• Requirement: Write out all the entries word for word and omit any pictures.

★ ★ ★

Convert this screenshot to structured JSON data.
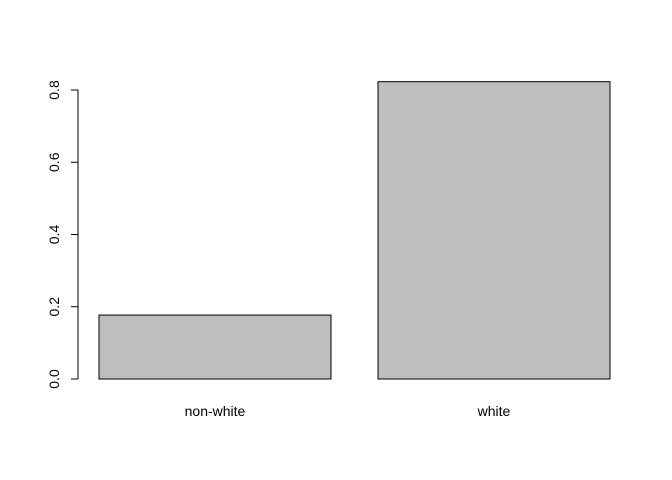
{
  "chart_data": {
    "type": "bar",
    "categories": [
      "non-white",
      "white"
    ],
    "values": [
      0.177,
      0.823
    ],
    "title": "",
    "xlabel": "",
    "ylabel": "",
    "ylim": [
      0,
      0.8
    ],
    "yticks": [
      "0.0",
      "0.2",
      "0.4",
      "0.6",
      "0.8"
    ],
    "grid": false,
    "bar_fill": "#bebebe",
    "bar_stroke": "#000000"
  }
}
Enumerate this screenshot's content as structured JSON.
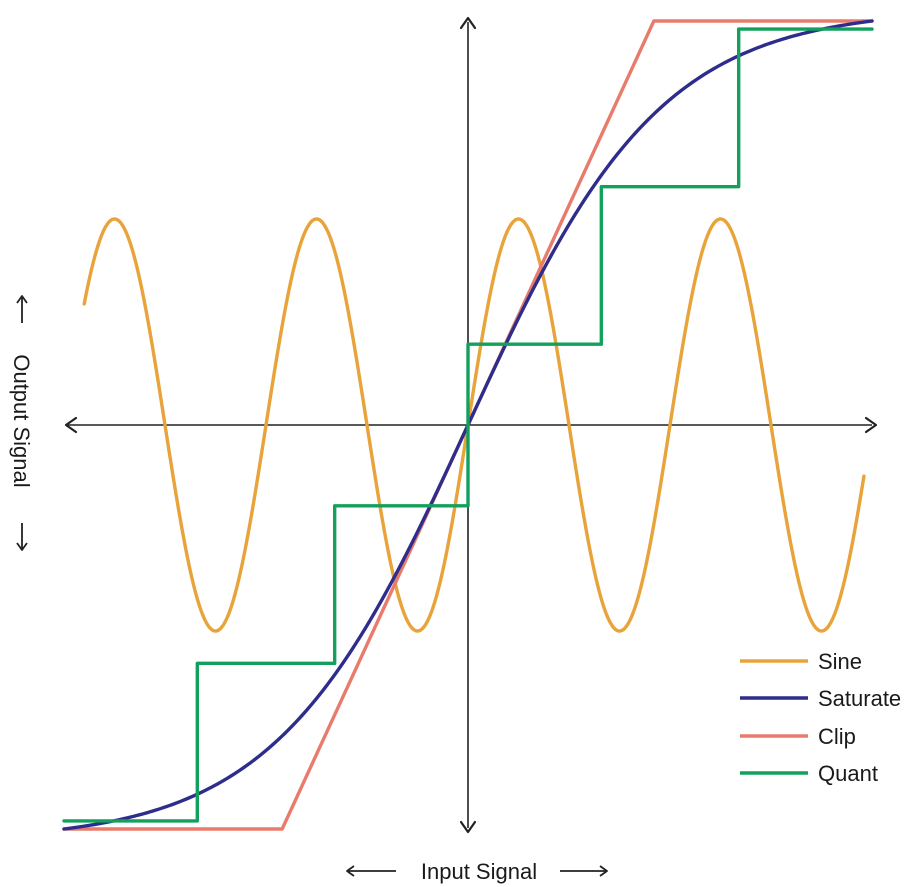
{
  "chart_data": {
    "type": "line",
    "title": "",
    "xlabel": "Input Signal",
    "ylabel": "Output Signal",
    "xlim": [
      -1,
      1
    ],
    "ylim": [
      -1,
      1
    ],
    "grid": false,
    "legend_position": "bottom-right",
    "series": [
      {
        "name": "Sine",
        "color": "#E8A33B",
        "function": "sine",
        "amplitude": 0.51,
        "periods": 4,
        "x_range": [
          -0.95,
          0.98
        ]
      },
      {
        "name": "Saturate",
        "color": "#2E2D8C",
        "function": "tanh",
        "x_range": [
          -1,
          1
        ],
        "x": [
          -1,
          -0.75,
          -0.5,
          -0.25,
          0,
          0.25,
          0.5,
          0.75,
          1
        ],
        "y": [
          -1.0,
          -0.95,
          -0.74,
          -0.42,
          0,
          0.42,
          0.74,
          0.95,
          1.0
        ]
      },
      {
        "name": "Clip",
        "color": "#E87B6B",
        "function": "clip",
        "x": [
          -1,
          -0.46,
          0.46,
          1
        ],
        "y": [
          -1,
          -1,
          1,
          1
        ]
      },
      {
        "name": "Quant",
        "color": "#12A05C",
        "function": "staircase",
        "x": [
          -1,
          -0.67,
          -0.67,
          -0.33,
          -0.33,
          0,
          0,
          0.33,
          0.33,
          0.67,
          0.67,
          1
        ],
        "y": [
          -0.98,
          -0.98,
          -0.59,
          -0.59,
          -0.2,
          -0.2,
          0.2,
          0.2,
          0.59,
          0.59,
          0.98,
          0.98
        ]
      }
    ]
  }
}
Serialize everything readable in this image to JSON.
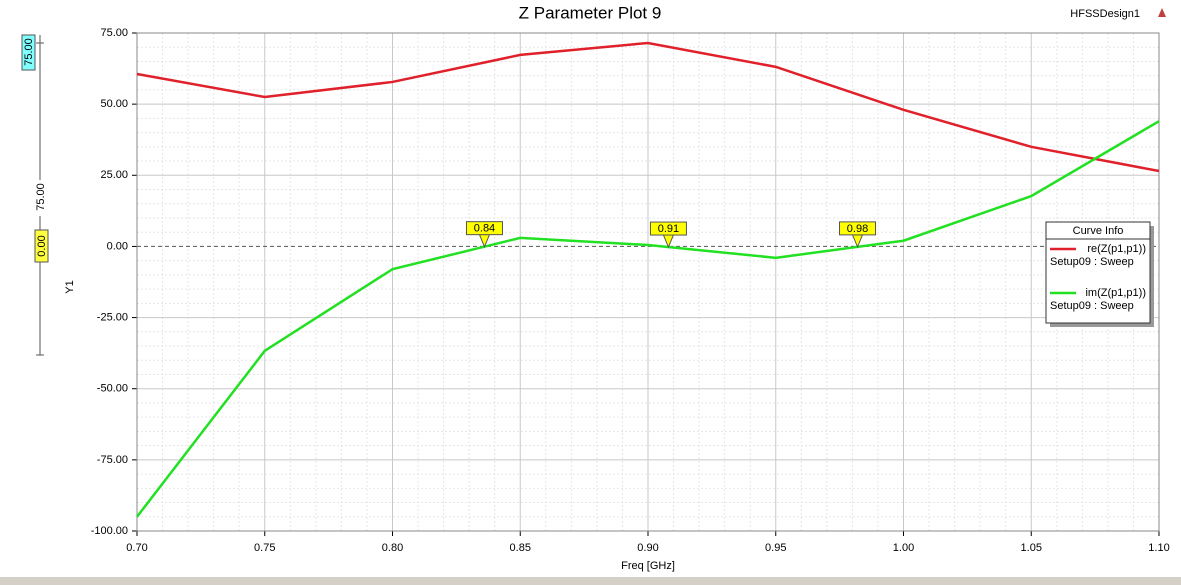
{
  "chart_data": {
    "type": "line",
    "title": "Z Parameter Plot 9",
    "design": "HFSSDesign1",
    "xlabel": "Freq [GHz]",
    "ylabel": "Y1",
    "x": [
      0.7,
      0.75,
      0.8,
      0.85,
      0.9,
      0.95,
      1.0,
      1.05,
      1.1
    ],
    "series": [
      {
        "name": "re(Z(p1,p1))",
        "solution": "Setup09 : Sweep",
        "color": "#e0202a",
        "values": [
          60.6,
          52.5,
          57.8,
          67.3,
          71.5,
          63.1,
          48,
          35,
          26.5
        ]
      },
      {
        "name": "im(Z(p1,p1))",
        "solution": "Setup09 : Sweep",
        "color": "#22e022",
        "values": [
          -95,
          -36.7,
          -8,
          3,
          0.5,
          -4,
          2,
          17.7,
          44
        ]
      }
    ],
    "xlim": [
      0.7,
      1.1
    ],
    "ylim": [
      -100,
      75
    ],
    "xticks": [
      {
        "value": 0.7,
        "label": "0.70"
      },
      0.75,
      {
        "value": 0.8,
        "label": "0.80"
      },
      0.85,
      {
        "value": 0.9,
        "label": "0.90"
      },
      0.95,
      {
        "value": 1.0,
        "label": "1.00"
      },
      1.05,
      {
        "value": 1.1,
        "label": "1.10"
      }
    ],
    "yticks": [
      {
        "value": 75,
        "label": "75.00"
      },
      {
        "value": 50,
        "label": "50.00"
      },
      {
        "value": 25,
        "label": "25.00"
      },
      {
        "value": 0,
        "label": "0.00"
      },
      {
        "value": -25,
        "label": "-25.00"
      },
      {
        "value": -50,
        "label": "-50.00"
      },
      {
        "value": -75,
        "label": "-75.00"
      },
      {
        "value": -100,
        "label": "-100.00"
      }
    ],
    "grid": true,
    "minor_grid": true,
    "legend_title": "Curve Info",
    "legend": "right",
    "markers": [
      {
        "x": 0.836,
        "label": "0.84"
      },
      {
        "x": 0.908,
        "label": "0.91"
      },
      {
        "x": 0.982,
        "label": "0.98"
      }
    ],
    "cursor": {
      "top": "75.00",
      "span": "75.00",
      "reference": "0.00"
    }
  }
}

★ ★ ★

• The completed task:
Convert this screenshot to structured JSON data.
{
  "chart_data": {
    "type": "bar",
    "categories": [
      "non-white",
      "white"
    ],
    "values": [
      0.177,
      0.823
    ],
    "title": "",
    "xlabel": "",
    "ylabel": "",
    "ylim": [
      0,
      0.8
    ],
    "yticks": [
      "0.0",
      "0.2",
      "0.4",
      "0.6",
      "0.8"
    ],
    "grid": false,
    "bar_fill": "#bebebe",
    "bar_stroke": "#000000"
  }
}
Enumerate this screenshot's content as structured JSON.
{
  "chart_data": {
    "type": "line",
    "title": "",
    "xlabel": "Input Signal",
    "ylabel": "Output Signal",
    "xlim": [
      -1,
      1
    ],
    "ylim": [
      -1,
      1
    ],
    "grid": false,
    "legend_position": "bottom-right",
    "series": [
      {
        "name": "Sine",
        "color": "#E8A33B",
        "function": "sine",
        "amplitude": 0.51,
        "periods": 4,
        "x_range": [
          -0.95,
          0.98
        ]
      },
      {
        "name": "Saturate",
        "color": "#2E2D8C",
        "function": "tanh",
        "x_range": [
          -1,
          1
        ],
        "x": [
          -1,
          -0.75,
          -0.5,
          -0.25,
          0,
          0.25,
          0.5,
          0.75,
          1
        ],
        "y": [
          -1.0,
          -0.95,
          -0.74,
          -0.42,
          0,
          0.42,
          0.74,
          0.95,
          1.0
        ]
      },
      {
        "name": "Clip",
        "color": "#E87B6B",
        "function": "clip",
        "x": [
          -1,
          -0.46,
          0.46,
          1
        ],
        "y": [
          -1,
          -1,
          1,
          1
        ]
      },
      {
        "name": "Quant",
        "color": "#12A05C",
        "function": "staircase",
        "x": [
          -1,
          -0.67,
          -0.67,
          -0.33,
          -0.33,
          0,
          0,
          0.33,
          0.33,
          0.67,
          0.67,
          1
        ],
        "y": [
          -0.98,
          -0.98,
          -0.59,
          -0.59,
          -0.2,
          -0.2,
          0.2,
          0.2,
          0.59,
          0.59,
          0.98,
          0.98
        ]
      }
    ]
  }
}
Serialize everything readable in this image to JSON.
{
  "chart_data": {
    "type": "line",
    "title": "Z Parameter Plot 9",
    "design": "HFSSDesign1",
    "xlabel": "Freq [GHz]",
    "ylabel": "Y1",
    "x": [
      0.7,
      0.75,
      0.8,
      0.85,
      0.9,
      0.95,
      1.0,
      1.05,
      1.1
    ],
    "series": [
      {
        "name": "re(Z(p1,p1))",
        "solution": "Setup09 : Sweep",
        "color": "#e0202a",
        "values": [
          60.6,
          52.5,
          57.8,
          67.3,
          71.5,
          63.1,
          48,
          35,
          26.5
        ]
      },
      {
        "name": "im(Z(p1,p1))",
        "solution": "Setup09 : Sweep",
        "color": "#22e022",
        "values": [
          -95,
          -36.7,
          -8,
          3,
          0.5,
          -4,
          2,
          17.7,
          44
        ]
      }
    ],
    "xlim": [
      0.7,
      1.1
    ],
    "ylim": [
      -100,
      75
    ],
    "xticks": [
      {
        "value": 0.7,
        "label": "0.70"
      },
      0.75,
      {
        "value": 0.8,
        "label": "0.80"
      },
      0.85,
      {
        "value": 0.9,
        "label": "0.90"
      },
      0.95,
      {
        "value": 1.0,
        "label": "1.00"
      },
      1.05,
      {
        "value": 1.1,
        "label": "1.10"
      }
    ],
    "yticks": [
      {
        "value": 75,
        "label": "75.00"
      },
      {
        "value": 50,
        "label": "50.00"
      },
      {
        "value": 25,
        "label": "25.00"
      },
      {
        "value": 0,
        "label": "0.00"
      },
      {
        "value": -25,
        "label": "-25.00"
      },
      {
        "value": -50,
        "label": "-50.00"
      },
      {
        "value": -75,
        "label": "-75.00"
      },
      {
        "value": -100,
        "label": "-100.00"
      }
    ],
    "grid": true,
    "minor_grid": true,
    "legend_title": "Curve Info",
    "legend": "right",
    "markers": [
      {
        "x": 0.836,
        "label": "0.84"
      },
      {
        "x": 0.908,
        "label": "0.91"
      },
      {
        "x": 0.982,
        "label": "0.98"
      }
    ],
    "cursor": {
      "top": "75.00",
      "span": "75.00",
      "reference": "0.00"
    }
  }
}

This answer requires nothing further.